**DIRECTIONS**.
From the entries that follow, extract each line holding the string "Saint".

**Extracted data entries**.
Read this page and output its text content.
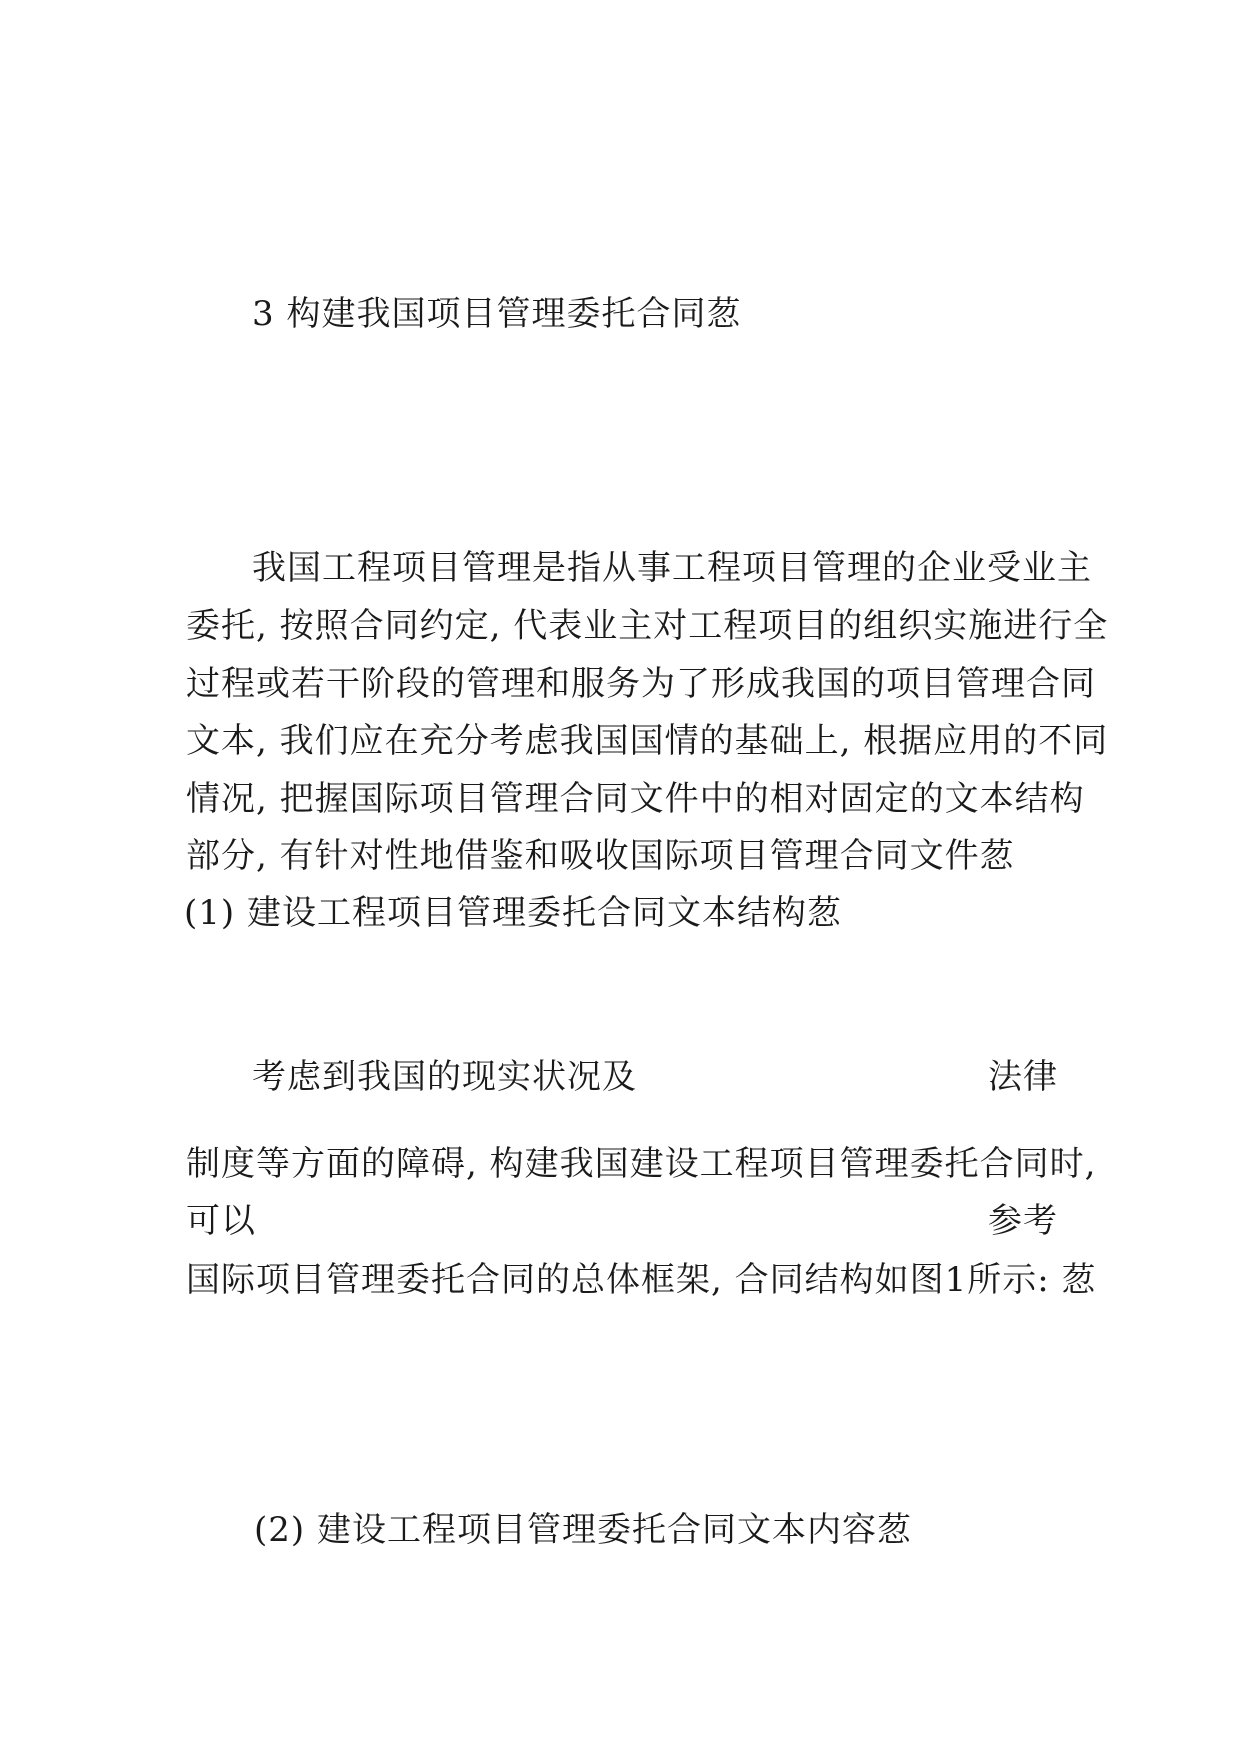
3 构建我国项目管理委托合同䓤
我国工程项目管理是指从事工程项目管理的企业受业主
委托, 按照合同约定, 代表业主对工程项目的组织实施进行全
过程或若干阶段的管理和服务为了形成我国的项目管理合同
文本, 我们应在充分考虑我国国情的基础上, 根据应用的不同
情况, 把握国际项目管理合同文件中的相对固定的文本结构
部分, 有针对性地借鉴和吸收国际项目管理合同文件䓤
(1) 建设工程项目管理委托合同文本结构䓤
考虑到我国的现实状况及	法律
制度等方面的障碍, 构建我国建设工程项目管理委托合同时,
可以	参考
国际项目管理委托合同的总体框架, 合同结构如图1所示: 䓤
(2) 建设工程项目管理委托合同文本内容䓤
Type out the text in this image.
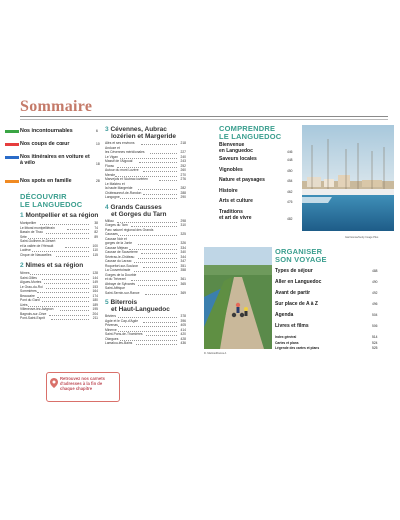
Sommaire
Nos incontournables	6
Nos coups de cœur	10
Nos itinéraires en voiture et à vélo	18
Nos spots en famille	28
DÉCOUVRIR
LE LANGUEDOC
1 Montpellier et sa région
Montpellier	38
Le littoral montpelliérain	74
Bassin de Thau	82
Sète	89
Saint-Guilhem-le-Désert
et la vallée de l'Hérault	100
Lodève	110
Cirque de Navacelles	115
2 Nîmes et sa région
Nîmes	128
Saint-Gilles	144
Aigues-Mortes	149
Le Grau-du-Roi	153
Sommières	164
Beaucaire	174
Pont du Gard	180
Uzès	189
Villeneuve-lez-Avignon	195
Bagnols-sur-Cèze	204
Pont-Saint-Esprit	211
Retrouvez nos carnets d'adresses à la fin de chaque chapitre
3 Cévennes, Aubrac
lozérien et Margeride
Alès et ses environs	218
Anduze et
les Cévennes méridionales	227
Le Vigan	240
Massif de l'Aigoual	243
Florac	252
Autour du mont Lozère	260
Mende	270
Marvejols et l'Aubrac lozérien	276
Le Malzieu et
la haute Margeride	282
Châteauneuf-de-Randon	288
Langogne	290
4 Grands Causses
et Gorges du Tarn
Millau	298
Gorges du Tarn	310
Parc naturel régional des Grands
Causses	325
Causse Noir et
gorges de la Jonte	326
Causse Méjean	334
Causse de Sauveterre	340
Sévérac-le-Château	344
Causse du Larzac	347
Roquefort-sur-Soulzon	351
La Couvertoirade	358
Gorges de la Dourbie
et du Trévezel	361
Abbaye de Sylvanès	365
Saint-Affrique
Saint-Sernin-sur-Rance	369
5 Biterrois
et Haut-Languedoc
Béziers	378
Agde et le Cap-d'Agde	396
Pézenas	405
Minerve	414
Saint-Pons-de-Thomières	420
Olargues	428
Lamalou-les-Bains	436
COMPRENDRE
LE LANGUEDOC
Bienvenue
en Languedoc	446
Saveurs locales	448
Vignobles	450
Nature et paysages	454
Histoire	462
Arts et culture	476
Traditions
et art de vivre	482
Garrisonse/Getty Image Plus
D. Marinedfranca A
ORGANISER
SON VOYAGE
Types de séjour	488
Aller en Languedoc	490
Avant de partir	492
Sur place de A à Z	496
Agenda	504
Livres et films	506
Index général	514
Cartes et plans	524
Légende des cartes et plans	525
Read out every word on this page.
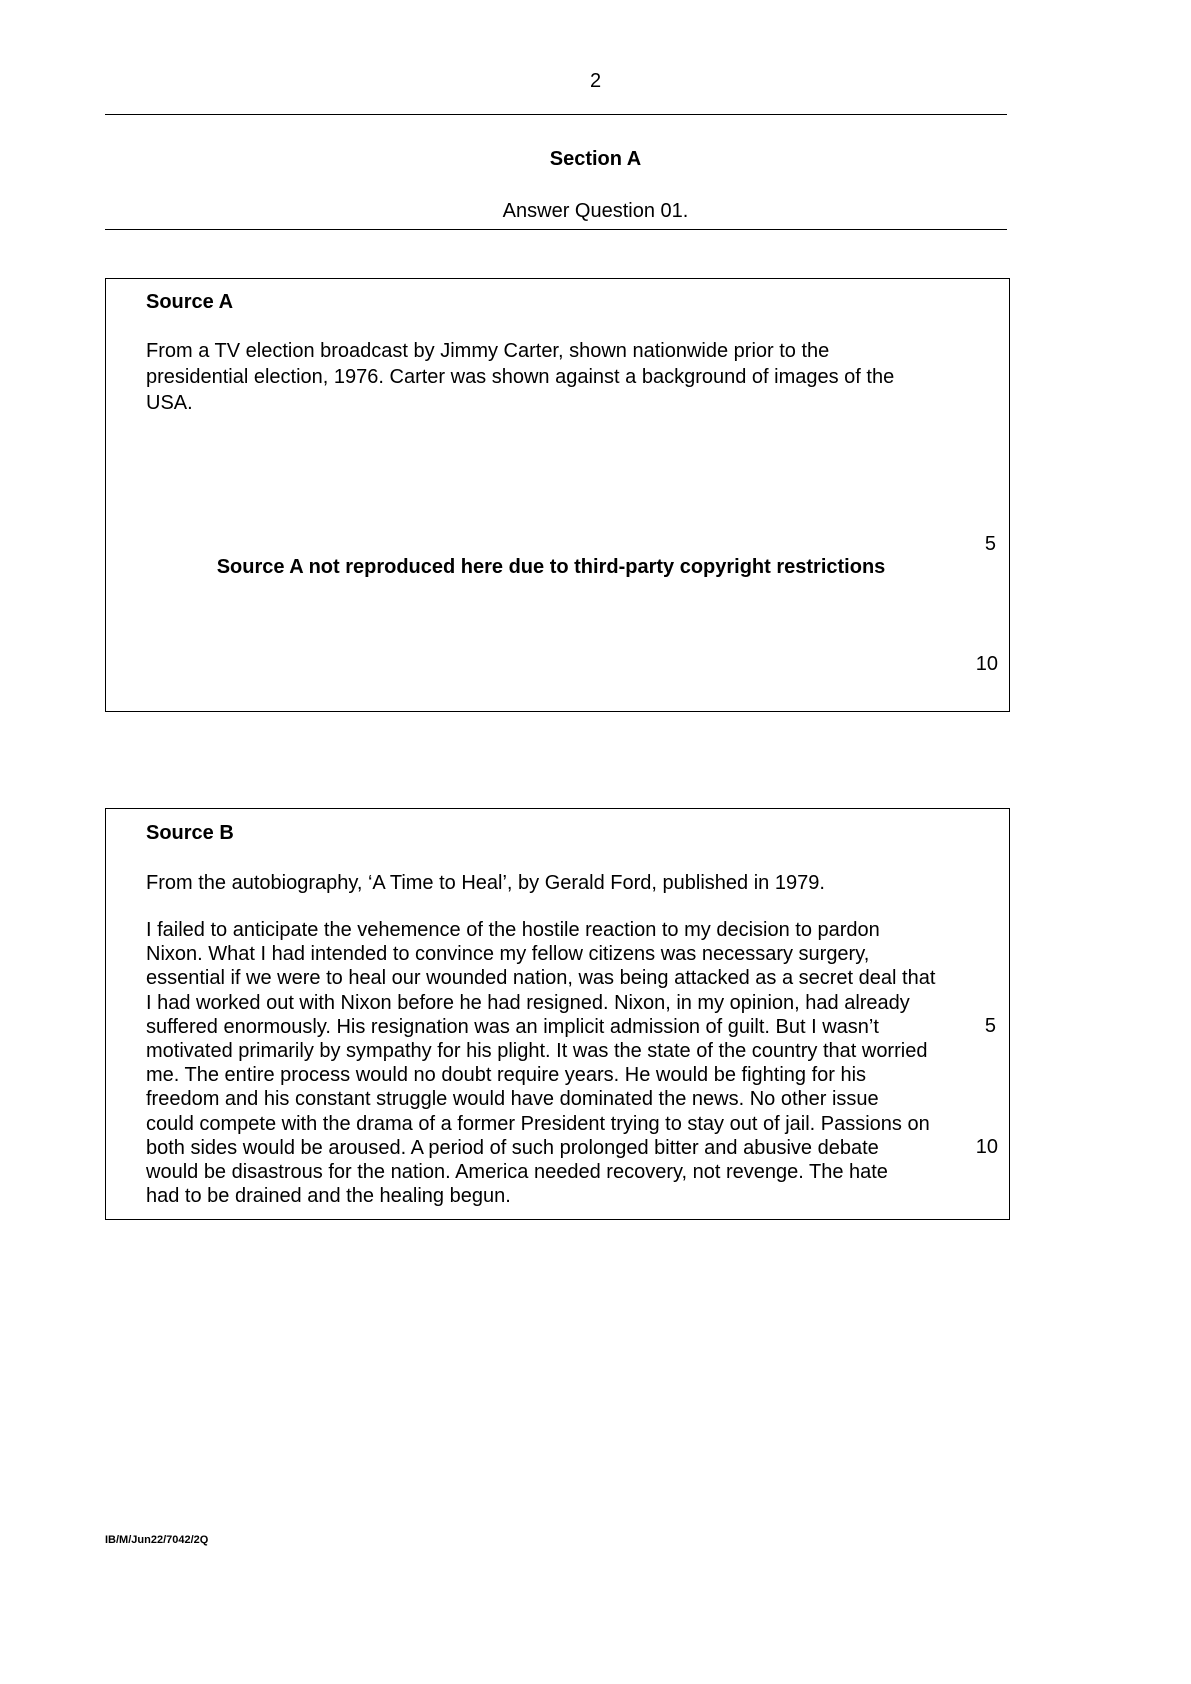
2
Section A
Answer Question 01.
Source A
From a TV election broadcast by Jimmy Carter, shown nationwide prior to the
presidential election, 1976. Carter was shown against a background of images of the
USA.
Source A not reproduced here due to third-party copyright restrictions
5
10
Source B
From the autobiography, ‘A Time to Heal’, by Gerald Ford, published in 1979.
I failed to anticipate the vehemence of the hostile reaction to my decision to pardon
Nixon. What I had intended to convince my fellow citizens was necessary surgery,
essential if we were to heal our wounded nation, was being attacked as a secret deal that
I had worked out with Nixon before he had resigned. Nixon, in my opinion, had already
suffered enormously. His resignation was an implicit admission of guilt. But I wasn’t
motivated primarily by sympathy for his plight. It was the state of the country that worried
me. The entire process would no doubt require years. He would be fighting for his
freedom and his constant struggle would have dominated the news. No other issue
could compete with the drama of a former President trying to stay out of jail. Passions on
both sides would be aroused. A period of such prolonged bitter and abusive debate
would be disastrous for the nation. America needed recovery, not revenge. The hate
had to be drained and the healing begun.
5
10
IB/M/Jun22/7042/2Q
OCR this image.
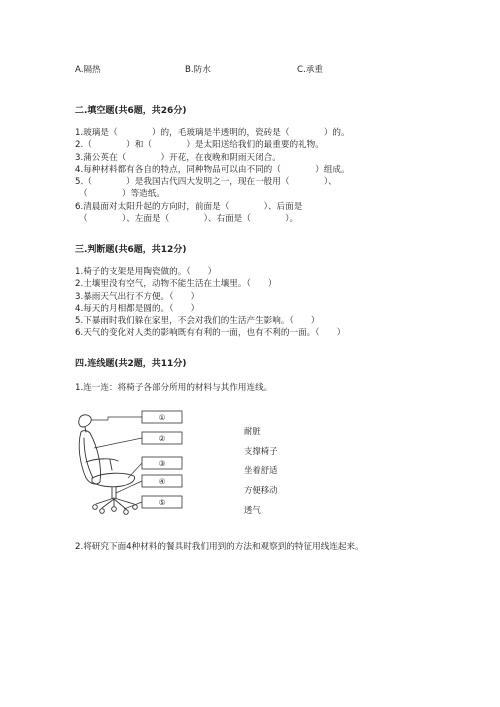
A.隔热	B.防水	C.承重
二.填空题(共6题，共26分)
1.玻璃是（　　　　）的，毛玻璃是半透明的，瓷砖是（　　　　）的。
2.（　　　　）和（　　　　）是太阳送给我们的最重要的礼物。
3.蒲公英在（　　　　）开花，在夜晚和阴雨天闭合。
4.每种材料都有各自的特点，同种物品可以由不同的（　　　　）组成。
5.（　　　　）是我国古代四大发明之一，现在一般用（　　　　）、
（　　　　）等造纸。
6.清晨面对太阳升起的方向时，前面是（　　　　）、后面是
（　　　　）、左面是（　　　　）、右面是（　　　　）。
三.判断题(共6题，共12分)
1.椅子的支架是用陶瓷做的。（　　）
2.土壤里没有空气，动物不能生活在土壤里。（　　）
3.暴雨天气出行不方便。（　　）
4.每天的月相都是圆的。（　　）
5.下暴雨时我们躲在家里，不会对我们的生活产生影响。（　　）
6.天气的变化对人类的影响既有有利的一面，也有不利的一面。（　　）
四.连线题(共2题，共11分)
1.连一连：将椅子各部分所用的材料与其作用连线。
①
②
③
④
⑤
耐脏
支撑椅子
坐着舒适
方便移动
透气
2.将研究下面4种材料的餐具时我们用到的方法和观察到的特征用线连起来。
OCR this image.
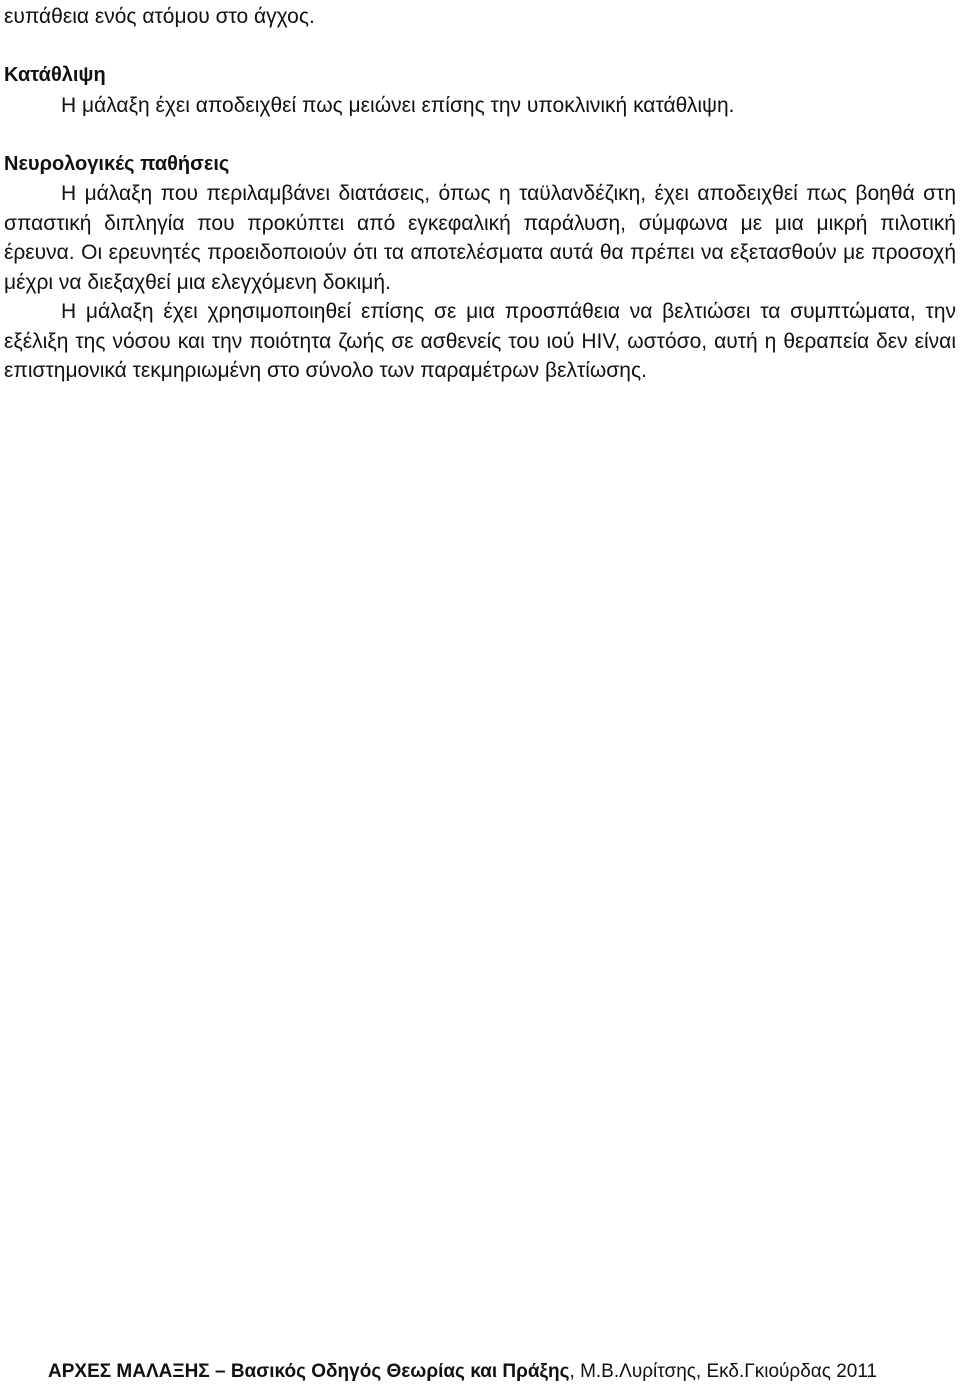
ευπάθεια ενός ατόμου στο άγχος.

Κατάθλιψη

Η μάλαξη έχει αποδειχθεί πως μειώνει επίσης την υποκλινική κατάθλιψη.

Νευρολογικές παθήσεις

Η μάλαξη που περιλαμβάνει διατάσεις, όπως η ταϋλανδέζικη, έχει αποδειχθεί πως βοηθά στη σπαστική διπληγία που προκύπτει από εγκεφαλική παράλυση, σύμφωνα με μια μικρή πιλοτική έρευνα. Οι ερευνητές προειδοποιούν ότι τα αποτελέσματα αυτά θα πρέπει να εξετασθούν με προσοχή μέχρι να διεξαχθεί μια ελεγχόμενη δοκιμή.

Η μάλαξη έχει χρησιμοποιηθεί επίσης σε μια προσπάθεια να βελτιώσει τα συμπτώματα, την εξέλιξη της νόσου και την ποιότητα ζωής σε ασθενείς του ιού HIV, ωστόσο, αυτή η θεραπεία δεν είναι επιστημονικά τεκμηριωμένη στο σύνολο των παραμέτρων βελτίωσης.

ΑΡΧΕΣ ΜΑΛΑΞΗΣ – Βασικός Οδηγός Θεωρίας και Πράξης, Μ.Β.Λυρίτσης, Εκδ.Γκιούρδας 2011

**SOLUTION FOR THIS TASK**.
Saint-Guilhem-le-Désert
Saint-Gilles	144
Pont-Saint-Esprit	211
Saint-Affrique
Saint-Sernin-sur-Rance	369
Saint-Pons-de-Thomières	420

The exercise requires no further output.